**ЧТО ТРЕБУЕТСЯ:**
1. Ответьте по тексту воспоминаний о событиях в Сумгаите:
(а) В какое время азербайджанцы в полку начали бегать, кричать и хватать палки и камни?
(б) Где находилась маленькая территория связистов?
(в) Через кого шла вся информация из тбилисского штаба округа?
2. Напишите продолжение воспоминаний о событиях в Сумгаите, начиная сразу после последнего предложения.

**ТЕКСТ ЗАДАНИЯ:**

- - -

Пожалуй, даже сейчас, спустя столь продолжительный отрезок времени, восстановить непредвзятую хронику тех событий невозможно. Даже энциклопедии трактуют происходившее противоречиво. Что же тогда говорить о нашем представлении о случившемся в то время, в тех условиях?
Уже утром 28-го февраля азербайджанцы как с цепи сорвались: бегали по полку, что-то кричали, все время хватали палки, камни, размахивали ремнями, самые горячие даже пытались взломать решетку оружейной комнаты. Численное преимущество в нашей части было на их стороне, армян служило существенно меньше. Причины этого эмоционального всплеска для нас оставались непонятными. Как всегда в таких случаях за информацией мы пошли к связистам. У них имелась своя маленькая территория, прямо рядом с первым постом. Там стояли какие-то утыканные проводами шкафы, вроде коммутаторов, и оставалось еще немного места для личной жизни: чайник вскипятить, письмо написать да вздремнуть. Но главное, у них был постоянный доступ к источнику информации, то есть – таким же связистам, только из штаба корпуса. Через этих ребят шла вся информация, в том числе служебная, из тбилисского штаба округа. Вот от них мы и узнавали, что происходит. Вернее, сначала – что произошло. И про митинг в Сумгаите, и про то, что кто-то начал кричать «Смерть армянам!», и про то, как вечером 27-го эти крики из пустого сотрясания воздуха превратились в материальную, ужасающую в своей жестокости силу и жажду крови.

- - -

**ИСХОДНЫЙ МАТЕРИАЛ:**
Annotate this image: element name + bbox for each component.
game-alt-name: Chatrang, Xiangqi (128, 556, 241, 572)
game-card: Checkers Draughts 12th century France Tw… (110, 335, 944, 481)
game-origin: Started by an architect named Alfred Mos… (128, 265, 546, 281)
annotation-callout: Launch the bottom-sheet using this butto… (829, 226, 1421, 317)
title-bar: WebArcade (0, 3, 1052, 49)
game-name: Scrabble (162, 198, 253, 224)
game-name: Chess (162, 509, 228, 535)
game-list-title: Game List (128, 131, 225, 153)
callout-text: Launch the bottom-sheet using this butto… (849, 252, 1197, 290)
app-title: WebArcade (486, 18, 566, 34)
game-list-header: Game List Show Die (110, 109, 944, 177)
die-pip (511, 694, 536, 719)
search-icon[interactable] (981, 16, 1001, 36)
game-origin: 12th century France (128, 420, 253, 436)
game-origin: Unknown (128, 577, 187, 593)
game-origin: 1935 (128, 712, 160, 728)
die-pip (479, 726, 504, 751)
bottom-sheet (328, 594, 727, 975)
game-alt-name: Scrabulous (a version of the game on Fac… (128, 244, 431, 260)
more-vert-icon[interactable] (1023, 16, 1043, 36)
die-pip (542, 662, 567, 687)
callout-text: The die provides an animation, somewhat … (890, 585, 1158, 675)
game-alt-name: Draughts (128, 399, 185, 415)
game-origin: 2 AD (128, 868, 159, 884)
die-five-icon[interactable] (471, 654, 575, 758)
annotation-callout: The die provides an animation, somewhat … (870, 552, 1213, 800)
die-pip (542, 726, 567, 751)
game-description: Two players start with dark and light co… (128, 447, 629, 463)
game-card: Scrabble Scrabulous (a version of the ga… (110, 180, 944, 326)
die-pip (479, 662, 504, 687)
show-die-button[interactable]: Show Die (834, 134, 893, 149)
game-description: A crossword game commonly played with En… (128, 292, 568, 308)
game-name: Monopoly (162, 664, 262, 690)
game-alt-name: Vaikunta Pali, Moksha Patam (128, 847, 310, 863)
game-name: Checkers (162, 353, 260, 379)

- - -

**ОЖИДАЕМЫЕ ОТВЕТЫ:**
1.
(а) Утром 28-го февраля.
(б) Прямо рядом с первым постом.
(в) Через связистов из штаба корпуса.

2.
Конечно, то, что мы услышали, произвело очень сильное впечатление. Трудно было осознать, что в нашей стране – большом, любимом Советском Союзе, пусть уже изрядно потрепанном за несколько перестроечных лет – люди, годами жившие на соседних улицах, вдруг бросились резать, насиловать, сжигать своих соседей, не делая скидок никому: ни старикам, ни детям.
Откровенно говоря, до конца во все это даже не верилось, но опять же с тем, что в Сумгаит наводить порядок перебросили морскую пехоту с Каспия, спорить как-то не приходилось, это был абсолютный, медицинский факт. Кутаисские части не трогали, как и войска в других городах Грузии. Но на повышенную боеготовность мы перешли. Офицеры практически все время находились в полку, а несчастный особист просто с ног валился, потому что, похоже, совсем не спал.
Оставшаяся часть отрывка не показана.